**Supplied records:**
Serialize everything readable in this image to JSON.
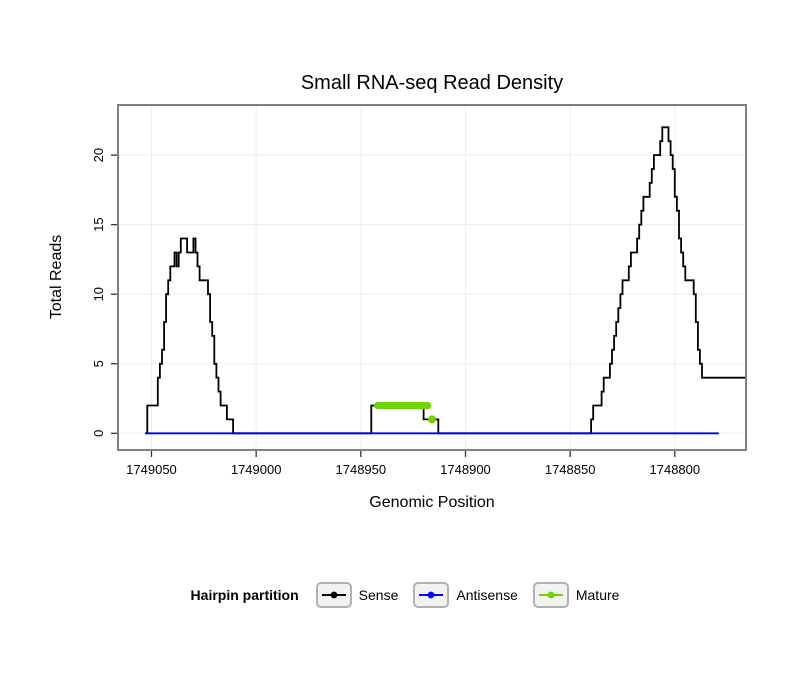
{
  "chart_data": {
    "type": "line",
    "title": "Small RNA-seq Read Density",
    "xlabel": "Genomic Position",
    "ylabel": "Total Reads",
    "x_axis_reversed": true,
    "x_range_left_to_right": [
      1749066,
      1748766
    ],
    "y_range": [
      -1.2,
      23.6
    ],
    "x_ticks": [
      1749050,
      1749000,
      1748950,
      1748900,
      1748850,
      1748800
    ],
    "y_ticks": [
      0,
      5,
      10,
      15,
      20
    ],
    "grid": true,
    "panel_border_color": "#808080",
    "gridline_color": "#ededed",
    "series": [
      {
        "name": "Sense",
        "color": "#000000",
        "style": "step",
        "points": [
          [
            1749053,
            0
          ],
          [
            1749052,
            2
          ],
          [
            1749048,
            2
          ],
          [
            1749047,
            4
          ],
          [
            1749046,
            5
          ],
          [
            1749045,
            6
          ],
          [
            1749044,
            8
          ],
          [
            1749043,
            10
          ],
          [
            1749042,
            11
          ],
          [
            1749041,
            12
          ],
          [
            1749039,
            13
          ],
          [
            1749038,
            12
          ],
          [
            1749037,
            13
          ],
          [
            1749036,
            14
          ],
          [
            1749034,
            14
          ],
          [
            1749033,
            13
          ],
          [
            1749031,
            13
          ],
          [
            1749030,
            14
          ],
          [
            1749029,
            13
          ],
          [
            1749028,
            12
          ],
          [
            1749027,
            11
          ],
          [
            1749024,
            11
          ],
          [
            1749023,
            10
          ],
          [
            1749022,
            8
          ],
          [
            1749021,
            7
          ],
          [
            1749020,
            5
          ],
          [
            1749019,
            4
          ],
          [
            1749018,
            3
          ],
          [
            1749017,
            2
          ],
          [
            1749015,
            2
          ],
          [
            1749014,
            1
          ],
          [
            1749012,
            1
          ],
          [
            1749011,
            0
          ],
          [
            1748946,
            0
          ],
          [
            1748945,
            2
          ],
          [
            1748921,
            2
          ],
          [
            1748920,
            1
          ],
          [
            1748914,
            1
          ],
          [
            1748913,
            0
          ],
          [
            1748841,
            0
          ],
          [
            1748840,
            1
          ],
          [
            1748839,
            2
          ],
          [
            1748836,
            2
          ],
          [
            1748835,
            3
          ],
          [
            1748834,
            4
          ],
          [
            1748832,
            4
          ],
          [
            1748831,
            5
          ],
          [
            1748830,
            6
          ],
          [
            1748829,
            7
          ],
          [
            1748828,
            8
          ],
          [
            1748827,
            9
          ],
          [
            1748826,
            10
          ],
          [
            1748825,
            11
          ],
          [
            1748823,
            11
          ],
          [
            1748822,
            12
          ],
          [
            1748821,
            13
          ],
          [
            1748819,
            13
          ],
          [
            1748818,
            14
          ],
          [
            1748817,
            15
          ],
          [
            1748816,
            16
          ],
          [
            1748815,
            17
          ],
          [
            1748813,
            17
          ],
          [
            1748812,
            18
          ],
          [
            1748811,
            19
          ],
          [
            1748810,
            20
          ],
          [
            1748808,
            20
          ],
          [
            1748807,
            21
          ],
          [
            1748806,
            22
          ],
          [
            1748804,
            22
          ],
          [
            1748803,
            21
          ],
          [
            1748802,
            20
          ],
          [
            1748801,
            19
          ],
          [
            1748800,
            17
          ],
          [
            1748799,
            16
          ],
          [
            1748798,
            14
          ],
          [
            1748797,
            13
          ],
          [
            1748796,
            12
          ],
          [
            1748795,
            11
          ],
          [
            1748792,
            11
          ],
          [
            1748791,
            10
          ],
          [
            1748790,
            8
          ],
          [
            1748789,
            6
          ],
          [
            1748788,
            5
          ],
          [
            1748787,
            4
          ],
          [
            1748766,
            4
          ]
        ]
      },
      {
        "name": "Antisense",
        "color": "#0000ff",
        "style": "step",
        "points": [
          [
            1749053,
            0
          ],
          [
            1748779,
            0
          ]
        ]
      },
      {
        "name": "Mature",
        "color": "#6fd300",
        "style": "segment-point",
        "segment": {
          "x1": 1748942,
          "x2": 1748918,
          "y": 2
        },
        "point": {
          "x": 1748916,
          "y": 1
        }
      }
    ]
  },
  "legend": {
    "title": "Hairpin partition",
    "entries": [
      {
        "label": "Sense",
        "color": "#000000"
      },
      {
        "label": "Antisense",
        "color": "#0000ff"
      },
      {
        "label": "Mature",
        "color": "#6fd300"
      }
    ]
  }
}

**How to complete this task:**
In your copy, leave out the pictures and reproduce the material above exactly.

**Answer:**
Serialize everything readable in this image to JSON.
{
  "chart_data": {
    "type": "line",
    "title": "Small RNA-seq Read Density",
    "xlabel": "Genomic Position",
    "ylabel": "Total Reads",
    "x_axis_reversed": true,
    "x_range_left_to_right": [
      1749066,
      1748766
    ],
    "y_range": [
      -1.2,
      23.6
    ],
    "x_ticks": [
      1749050,
      1749000,
      1748950,
      1748900,
      1748850,
      1748800
    ],
    "y_ticks": [
      0,
      5,
      10,
      15,
      20
    ],
    "grid": true,
    "panel_border_color": "#808080",
    "gridline_color": "#ededed",
    "series": [
      {
        "name": "Sense",
        "color": "#000000",
        "style": "step",
        "points": [
          [
            1749053,
            0
          ],
          [
            1749052,
            2
          ],
          [
            1749048,
            2
          ],
          [
            1749047,
            4
          ],
          [
            1749046,
            5
          ],
          [
            1749045,
            6
          ],
          [
            1749044,
            8
          ],
          [
            1749043,
            10
          ],
          [
            1749042,
            11
          ],
          [
            1749041,
            12
          ],
          [
            1749039,
            13
          ],
          [
            1749038,
            12
          ],
          [
            1749037,
            13
          ],
          [
            1749036,
            14
          ],
          [
            1749034,
            14
          ],
          [
            1749033,
            13
          ],
          [
            1749031,
            13
          ],
          [
            1749030,
            14
          ],
          [
            1749029,
            13
          ],
          [
            1749028,
            12
          ],
          [
            1749027,
            11
          ],
          [
            1749024,
            11
          ],
          [
            1749023,
            10
          ],
          [
            1749022,
            8
          ],
          [
            1749021,
            7
          ],
          [
            1749020,
            5
          ],
          [
            1749019,
            4
          ],
          [
            1749018,
            3
          ],
          [
            1749017,
            2
          ],
          [
            1749015,
            2
          ],
          [
            1749014,
            1
          ],
          [
            1749012,
            1
          ],
          [
            1749011,
            0
          ],
          [
            1748946,
            0
          ],
          [
            1748945,
            2
          ],
          [
            1748921,
            2
          ],
          [
            1748920,
            1
          ],
          [
            1748914,
            1
          ],
          [
            1748913,
            0
          ],
          [
            1748841,
            0
          ],
          [
            1748840,
            1
          ],
          [
            1748839,
            2
          ],
          [
            1748836,
            2
          ],
          [
            1748835,
            3
          ],
          [
            1748834,
            4
          ],
          [
            1748832,
            4
          ],
          [
            1748831,
            5
          ],
          [
            1748830,
            6
          ],
          [
            1748829,
            7
          ],
          [
            1748828,
            8
          ],
          [
            1748827,
            9
          ],
          [
            1748826,
            10
          ],
          [
            1748825,
            11
          ],
          [
            1748823,
            11
          ],
          [
            1748822,
            12
          ],
          [
            1748821,
            13
          ],
          [
            1748819,
            13
          ],
          [
            1748818,
            14
          ],
          [
            1748817,
            15
          ],
          [
            1748816,
            16
          ],
          [
            1748815,
            17
          ],
          [
            1748813,
            17
          ],
          [
            1748812,
            18
          ],
          [
            1748811,
            19
          ],
          [
            1748810,
            20
          ],
          [
            1748808,
            20
          ],
          [
            1748807,
            21
          ],
          [
            1748806,
            22
          ],
          [
            1748804,
            22
          ],
          [
            1748803,
            21
          ],
          [
            1748802,
            20
          ],
          [
            1748801,
            19
          ],
          [
            1748800,
            17
          ],
          [
            1748799,
            16
          ],
          [
            1748798,
            14
          ],
          [
            1748797,
            13
          ],
          [
            1748796,
            12
          ],
          [
            1748795,
            11
          ],
          [
            1748792,
            11
          ],
          [
            1748791,
            10
          ],
          [
            1748790,
            8
          ],
          [
            1748789,
            6
          ],
          [
            1748788,
            5
          ],
          [
            1748787,
            4
          ],
          [
            1748766,
            4
          ]
        ]
      },
      {
        "name": "Antisense",
        "color": "#0000ff",
        "style": "step",
        "points": [
          [
            1749053,
            0
          ],
          [
            1748779,
            0
          ]
        ]
      },
      {
        "name": "Mature",
        "color": "#6fd300",
        "style": "segment-point",
        "segment": {
          "x1": 1748942,
          "x2": 1748918,
          "y": 2
        },
        "point": {
          "x": 1748916,
          "y": 1
        }
      }
    ]
  },
  "legend": {
    "title": "Hairpin partition",
    "entries": [
      {
        "label": "Sense",
        "color": "#000000"
      },
      {
        "label": "Antisense",
        "color": "#0000ff"
      },
      {
        "label": "Mature",
        "color": "#6fd300"
      }
    ]
  }
}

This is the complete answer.